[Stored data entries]
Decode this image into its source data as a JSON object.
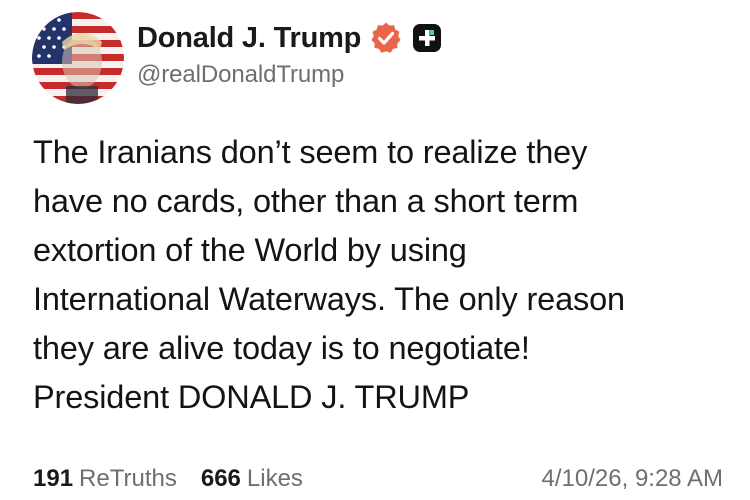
{
  "author": {
    "display_name": "Donald J. Trump",
    "handle": "@realDonaldTrump",
    "avatar_icon": "flag-portrait-avatar",
    "verified_icon": "verified-badge-icon",
    "verified_color": "#e8664a",
    "plus_icon": "plus-badge-icon"
  },
  "post": {
    "lines": [
      "The Iranians don’t seem to realize they",
      "have no cards, other than a short term",
      "extortion of the World by using",
      "International Waterways. The only reason",
      "they are alive today is to negotiate!",
      "President DONALD J. TRUMP"
    ]
  },
  "stats": {
    "retruths_count": "191",
    "retruths_label": "ReTruths",
    "likes_count": "666",
    "likes_label": "Likes",
    "timestamp": "4/10/26, 9:28 AM"
  }
}
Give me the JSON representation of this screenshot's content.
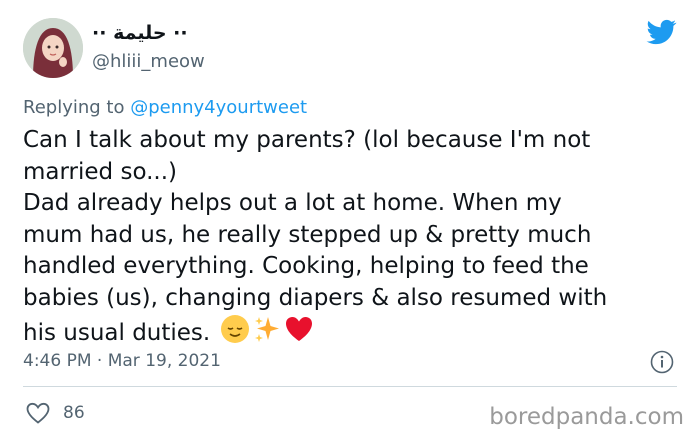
{
  "user": {
    "display_name": "·· حليمة ··",
    "handle": "@hliii_meow"
  },
  "reply": {
    "prefix": "Replying to ",
    "mention": "@penny4yourtweet"
  },
  "tweet": {
    "lines": [
      "Can I talk about my parents? (lol because I'm not",
      "married so...)",
      "Dad already helps out a lot at home. When my",
      "mum had us, he really stepped up & pretty much",
      "handled everything. Cooking, helping to feed the",
      "babies (us), changing diapers & also resumed with",
      "his usual duties."
    ],
    "emojis": [
      "relieved-face",
      "sparkles",
      "red-heart"
    ]
  },
  "timestamp": "4:46 PM · Mar 19, 2021",
  "likes": "86",
  "watermark": "boredpanda.com",
  "colors": {
    "twitter_blue": "#1d9bf0",
    "text": "#0f1419",
    "secondary": "#536471",
    "heart": "#e8112d"
  },
  "icons": [
    "twitter-bird-icon",
    "info-icon",
    "heart-outline-icon"
  ]
}
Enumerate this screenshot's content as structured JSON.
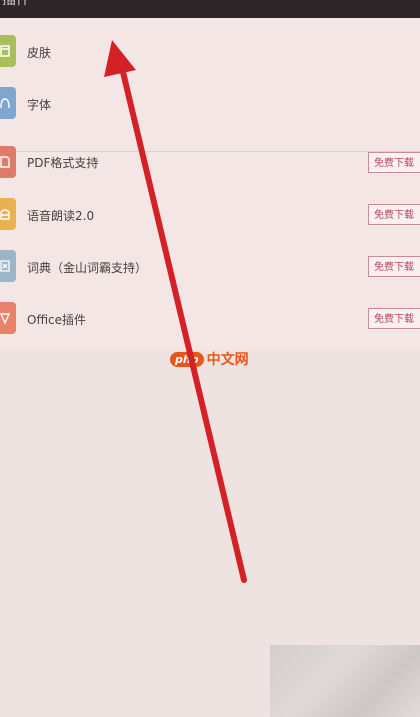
{
  "header": {
    "title": "插件"
  },
  "top_items": [
    {
      "label": "皮肤",
      "icon": "skin-icon",
      "color": "#a9c05a"
    },
    {
      "label": "字体",
      "icon": "font-icon",
      "color": "#7fa6cf"
    }
  ],
  "plugins": [
    {
      "label": "PDF格式支持",
      "icon": "pdf-icon",
      "color": "#e07b6a",
      "button": "免费下载"
    },
    {
      "label": "语音朗读2.0",
      "icon": "speech-icon",
      "color": "#e9b24e",
      "button": "免费下载"
    },
    {
      "label": "词典（金山词霸支持）",
      "icon": "dictionary-icon",
      "color": "#9bb6c9",
      "button": "免费下载"
    },
    {
      "label": "Office插件",
      "icon": "office-icon",
      "color": "#e8826a",
      "button": "免费下载"
    }
  ],
  "watermark": {
    "logo": "php",
    "text": "中文网"
  },
  "colors": {
    "arrow": "#d42126",
    "accent": "#b0485a",
    "header": "#2d2628"
  }
}
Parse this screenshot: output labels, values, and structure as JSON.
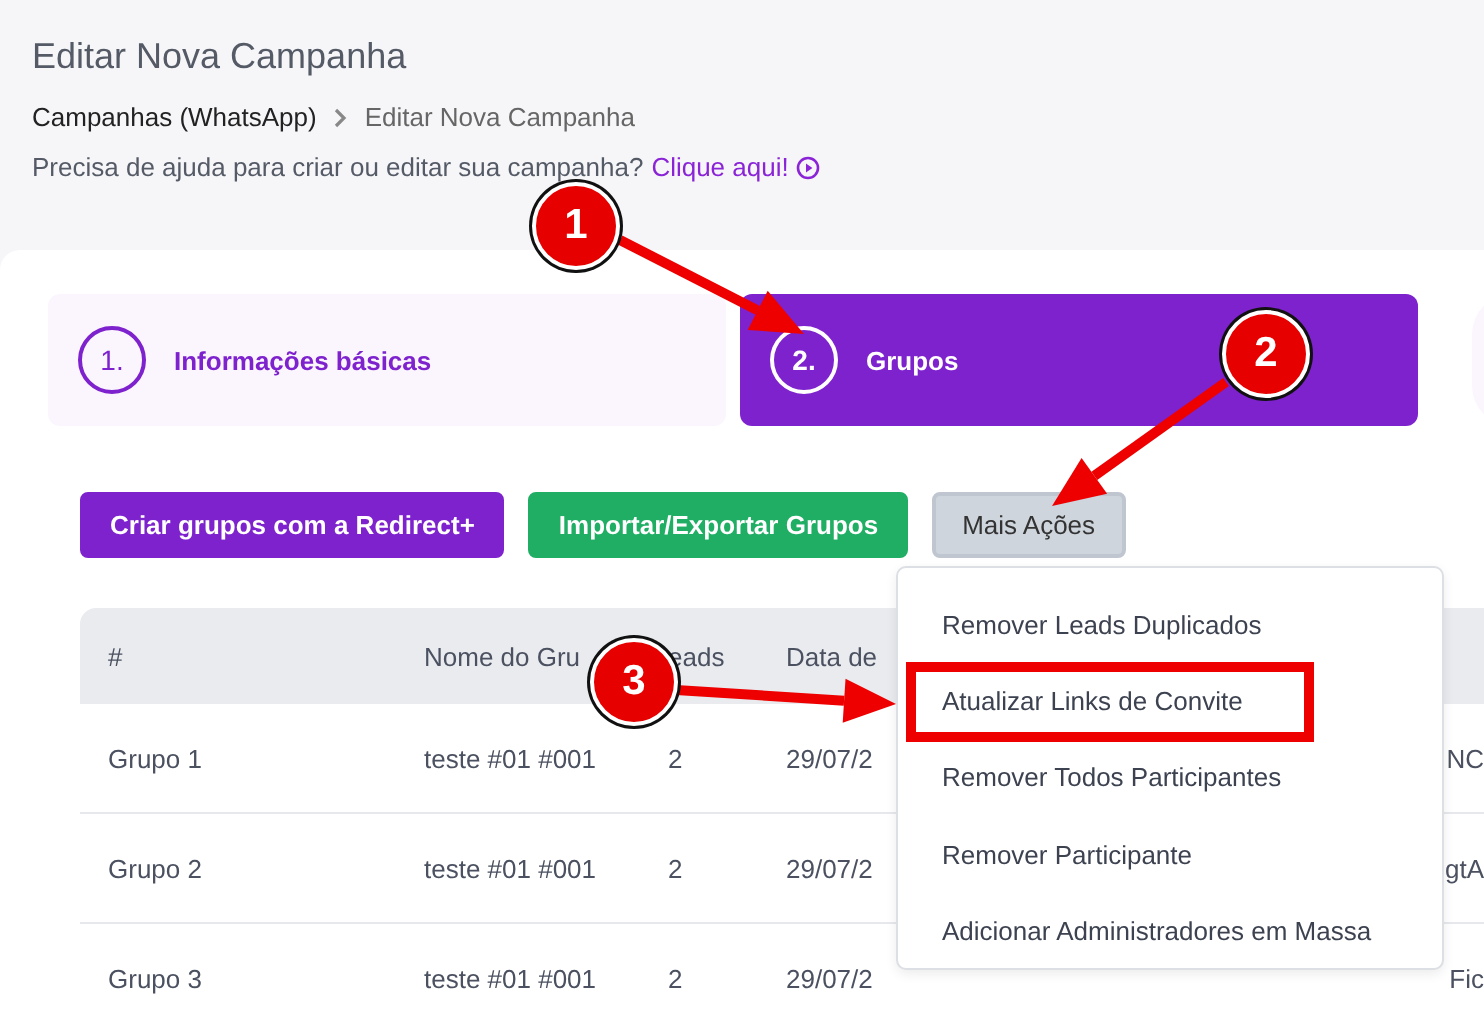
{
  "page": {
    "title": "Editar Nova Campanha",
    "breadcrumb": [
      "Campanhas (WhatsApp)",
      "Editar Nova Campanha"
    ],
    "help_text": "Precisa de ajuda para criar ou editar sua campanha?",
    "help_link": "Clique aqui!"
  },
  "steps": [
    {
      "number": "1.",
      "label": "Informações básicas",
      "selected": false
    },
    {
      "number": "2.",
      "label": "Grupos",
      "selected": true
    }
  ],
  "actions": [
    {
      "label": "Criar grupos com a Redirect+",
      "kind": "primary"
    },
    {
      "label": "Importar/Exportar Grupos",
      "kind": "success"
    },
    {
      "label": "Mais Ações",
      "kind": "secondary"
    }
  ],
  "table": {
    "columns": [
      "#",
      "Nome do Gru",
      "eads",
      "Data de"
    ],
    "rows": [
      {
        "cells": [
          "Grupo 1",
          "teste #01 #001",
          "2",
          "29/07/2",
          "NC"
        ]
      },
      {
        "cells": [
          "Grupo 2",
          "teste #01 #001",
          "2",
          "29/07/2",
          "gtA"
        ]
      },
      {
        "cells": [
          "Grupo 3",
          "teste #01 #001",
          "2",
          "29/07/2",
          "Fic"
        ]
      }
    ]
  },
  "menu": {
    "items": [
      {
        "label": "Remover Leads Duplicados",
        "highlighted": false
      },
      {
        "label": "Atualizar Links de Convite",
        "highlighted": true
      },
      {
        "label": "Remover Todos Participantes",
        "highlighted": false
      },
      {
        "label": "Remover Participante",
        "highlighted": false
      },
      {
        "label": "Adicionar Administradores em Massa",
        "highlighted": false
      }
    ]
  },
  "annotations": [
    {
      "number": "1"
    },
    {
      "number": "2"
    },
    {
      "number": "3"
    }
  ]
}
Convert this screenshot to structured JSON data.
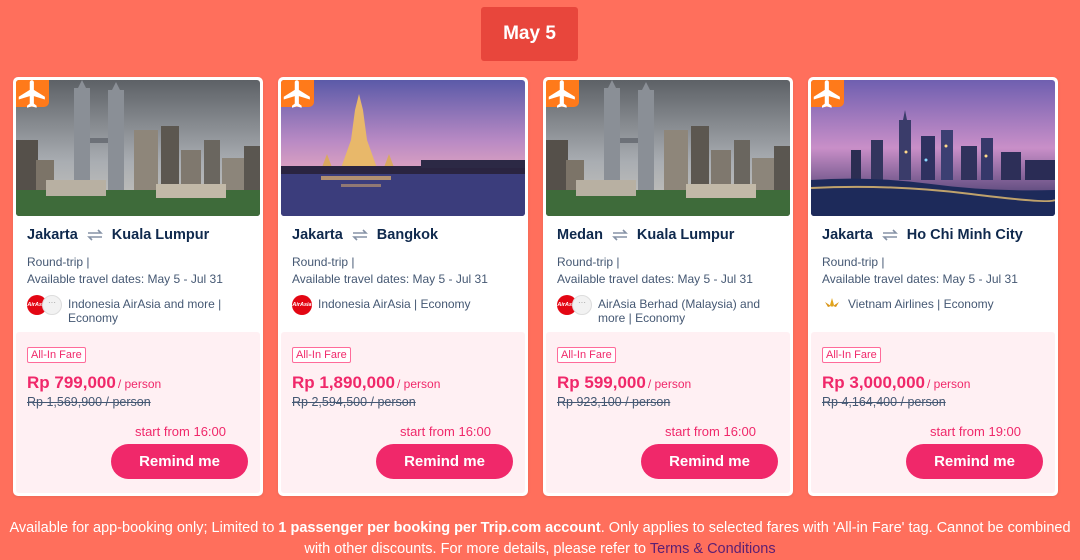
{
  "date_tab": "May 5",
  "cards": [
    {
      "origin": "Jakarta",
      "destination": "Kuala Lumpur",
      "trip_type": "Round-trip |",
      "travel_dates": "Available travel dates: May 5 - Jul 31",
      "airline_text": "Indonesia AirAsia and more | Economy",
      "airline_logo": "AirAsia",
      "fare_tag": "All-In Fare",
      "price": "Rp 799,000",
      "per": "/ person",
      "old_price": "Rp 1,569,900 / person",
      "start_time": "start from 16:00",
      "button": "Remind me",
      "image": "kuala-lumpur-skyline"
    },
    {
      "origin": "Jakarta",
      "destination": "Bangkok",
      "trip_type": "Round-trip |",
      "travel_dates": "Available travel dates: May 5 - Jul 31",
      "airline_text": "Indonesia AirAsia | Economy",
      "airline_logo": "AirAsia",
      "fare_tag": "All-In Fare",
      "price": "Rp 1,890,000",
      "per": "/ person",
      "old_price": "Rp 2,594,500 / person",
      "start_time": "start from 16:00",
      "button": "Remind me",
      "image": "bangkok-temple-dusk"
    },
    {
      "origin": "Medan",
      "destination": "Kuala Lumpur",
      "trip_type": "Round-trip |",
      "travel_dates": "Available travel dates: May 5 - Jul 31",
      "airline_text": "AirAsia Berhad (Malaysia) and more | Economy",
      "airline_logo": "AirAsia",
      "fare_tag": "All-In Fare",
      "price": "Rp 599,000",
      "per": "/ person",
      "old_price": "Rp 923,100 / person",
      "start_time": "start from 16:00",
      "button": "Remind me",
      "image": "kuala-lumpur-skyline"
    },
    {
      "origin": "Jakarta",
      "destination": "Ho Chi Minh City",
      "trip_type": "Round-trip |",
      "travel_dates": "Available travel dates: May 5 - Jul 31",
      "airline_text": "Vietnam Airlines | Economy",
      "airline_logo": "Vietnam Airlines",
      "fare_tag": "All-In Fare",
      "price": "Rp 3,000,000",
      "per": "/ person",
      "old_price": "Rp 4,164,400 / person",
      "start_time": "start from 19:00",
      "button": "Remind me",
      "image": "ho-chi-minh-city-night"
    }
  ],
  "footer": {
    "text_before": "Available for app-booking only; Limited to ",
    "bold": "1 passenger per booking per Trip.com account",
    "text_after": ". Only applies to selected fares with 'All-in Fare' tag. Cannot be combined with other discounts. For more details, please refer to ",
    "link": "Terms & Conditions"
  },
  "colors": {
    "background": "#ff6f5c",
    "date_tab": "#e8463c",
    "accent_pink": "#f0286a",
    "badge_orange": "#ff7a1a",
    "link": "#5b1f73"
  }
}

- [Task]
Pictures don't belong in the copy. Transcribe every record exactly as it appears.

- [Task output]
Decode this image into its source data as a JSON object.
{
  "author": {
    "display_name": "Donald J. Trump",
    "handle": "@realDonaldTrump",
    "avatar_icon": "flag-portrait-avatar",
    "verified_icon": "verified-badge-icon",
    "verified_color": "#e8664a",
    "plus_icon": "plus-badge-icon"
  },
  "post": {
    "lines": [
      "The Iranians don’t seem to realize they",
      "have no cards, other than a short term",
      "extortion of the World by using",
      "International Waterways. The only reason",
      "they are alive today is to negotiate!",
      "President DONALD J. TRUMP"
    ]
  },
  "stats": {
    "retruths_count": "191",
    "retruths_label": "ReTruths",
    "likes_count": "666",
    "likes_label": "Likes",
    "timestamp": "4/10/26, 9:28 AM"
  }
}
Give me the JSON representation of this screenshot's content.
{
  "user": {
    "display_name": "·· حليمة ··",
    "handle": "@hliii_meow"
  },
  "reply": {
    "prefix": "Replying to ",
    "mention": "@penny4yourtweet"
  },
  "tweet": {
    "lines": [
      "Can I talk about my parents? (lol because I'm not",
      "married so...)",
      "Dad already helps out a lot at home. When my",
      "mum had us, he really stepped up & pretty much",
      "handled everything. Cooking, helping to feed the",
      "babies (us), changing diapers & also resumed with",
      "his usual duties."
    ],
    "emojis": [
      "relieved-face",
      "sparkles",
      "red-heart"
    ]
  },
  "timestamp": "4:46 PM · Mar 19, 2021",
  "likes": "86",
  "watermark": "boredpanda.com",
  "colors": {
    "twitter_blue": "#1d9bf0",
    "text": "#0f1419",
    "secondary": "#536471",
    "heart": "#e8112d"
  },
  "icons": [
    "twitter-bird-icon",
    "info-icon",
    "heart-outline-icon"
  ]
}
Enumerate this screenshot's content as structured JSON.
{
  "header": {
    "title": "插件"
  },
  "top_items": [
    {
      "label": "皮肤",
      "icon": "skin-icon",
      "color": "#a9c05a"
    },
    {
      "label": "字体",
      "icon": "font-icon",
      "color": "#7fa6cf"
    }
  ],
  "plugins": [
    {
      "label": "PDF格式支持",
      "icon": "pdf-icon",
      "color": "#e07b6a",
      "button": "免费下载"
    },
    {
      "label": "语音朗读2.0",
      "icon": "speech-icon",
      "color": "#e9b24e",
      "button": "免费下载"
    },
    {
      "label": "词典（金山词霸支持）",
      "icon": "dictionary-icon",
      "color": "#9bb6c9",
      "button": "免费下载"
    },
    {
      "label": "Office插件",
      "icon": "office-icon",
      "color": "#e8826a",
      "button": "免费下载"
    }
  ],
  "watermark": {
    "logo": "php",
    "text": "中文网"
  },
  "colors": {
    "arrow": "#d42126",
    "accent": "#b0485a",
    "header": "#2d2628"
  }
}
Parse this screenshot: output labels, values, and structure as JSON.
{
  "page": {
    "title": "Editar Nova Campanha",
    "breadcrumb": [
      "Campanhas (WhatsApp)",
      "Editar Nova Campanha"
    ],
    "help_text": "Precisa de ajuda para criar ou editar sua campanha?",
    "help_link": "Clique aqui!"
  },
  "steps": [
    {
      "number": "1.",
      "label": "Informações básicas",
      "selected": false
    },
    {
      "number": "2.",
      "label": "Grupos",
      "selected": true
    }
  ],
  "actions": [
    {
      "label": "Criar grupos com a Redirect+",
      "kind": "primary"
    },
    {
      "label": "Importar/Exportar Grupos",
      "kind": "success"
    },
    {
      "label": "Mais Ações",
      "kind": "secondary"
    }
  ],
  "table": {
    "columns": [
      "#",
      "Nome do Gru",
      "eads",
      "Data de"
    ],
    "rows": [
      {
        "cells": [
          "Grupo 1",
          "teste #01 #001",
          "2",
          "29/07/2",
          "NC"
        ]
      },
      {
        "cells": [
          "Grupo 2",
          "teste #01 #001",
          "2",
          "29/07/2",
          "gtA"
        ]
      },
      {
        "cells": [
          "Grupo 3",
          "teste #01 #001",
          "2",
          "29/07/2",
          "Fic"
        ]
      }
    ]
  },
  "menu": {
    "items": [
      {
        "label": "Remover Leads Duplicados",
        "highlighted": false
      },
      {
        "label": "Atualizar Links de Convite",
        "highlighted": true
      },
      {
        "label": "Remover Todos Participantes",
        "highlighted": false
      },
      {
        "label": "Remover Participante",
        "highlighted": false
      },
      {
        "label": "Adicionar Administradores em Massa",
        "highlighted": false
      }
    ]
  },
  "annotations": [
    {
      "number": "1"
    },
    {
      "number": "2"
    },
    {
      "number": "3"
    }
  ]
}
Convert this screenshot to structured JSON data.
{
  "date_tab": "May 5",
  "cards": [
    {
      "origin": "Jakarta",
      "destination": "Kuala Lumpur",
      "trip_type": "Round-trip |",
      "travel_dates": "Available travel dates: May 5 - Jul 31",
      "airline_text": "Indonesia AirAsia and more | Economy",
      "airline_logo": "AirAsia",
      "fare_tag": "All-In Fare",
      "price": "Rp 799,000",
      "per": "/ person",
      "old_price": "Rp 1,569,900 / person",
      "start_time": "start from 16:00",
      "button": "Remind me",
      "image": "kuala-lumpur-skyline"
    },
    {
      "origin": "Jakarta",
      "destination": "Bangkok",
      "trip_type": "Round-trip |",
      "travel_dates": "Available travel dates: May 5 - Jul 31",
      "airline_text": "Indonesia AirAsia | Economy",
      "airline_logo": "AirAsia",
      "fare_tag": "All-In Fare",
      "price": "Rp 1,890,000",
      "per": "/ person",
      "old_price": "Rp 2,594,500 / person",
      "start_time": "start from 16:00",
      "button": "Remind me",
      "image": "bangkok-temple-dusk"
    },
    {
      "origin": "Medan",
      "destination": "Kuala Lumpur",
      "trip_type": "Round-trip |",
      "travel_dates": "Available travel dates: May 5 - Jul 31",
      "airline_text": "AirAsia Berhad (Malaysia) and more | Economy",
      "airline_logo": "AirAsia",
      "fare_tag": "All-In Fare",
      "price": "Rp 599,000",
      "per": "/ person",
      "old_price": "Rp 923,100 / person",
      "start_time": "start from 16:00",
      "button": "Remind me",
      "image": "kuala-lumpur-skyline"
    },
    {
      "origin": "Jakarta",
      "destination": "Ho Chi Minh City",
      "trip_type": "Round-trip |",
      "travel_dates": "Available travel dates: May 5 - Jul 31",
      "airline_text": "Vietnam Airlines | Economy",
      "airline_logo": "Vietnam Airlines",
      "fare_tag": "All-In Fare",
      "price": "Rp 3,000,000",
      "per": "/ person",
      "old_price": "Rp 4,164,400 / person",
      "start_time": "start from 19:00",
      "button": "Remind me",
      "image": "ho-chi-minh-city-night"
    }
  ],
  "footer": {
    "text_before": "Available for app-booking only; Limited to ",
    "bold": "1 passenger per booking per Trip.com account",
    "text_after": ". Only applies to selected fares with 'All-in Fare' tag. Cannot be combined with other discounts. For more details, please refer to ",
    "link": "Terms & Conditions"
  },
  "colors": {
    "background": "#ff6f5c",
    "date_tab": "#e8463c",
    "accent_pink": "#f0286a",
    "badge_orange": "#ff7a1a",
    "link": "#5b1f73"
  }
}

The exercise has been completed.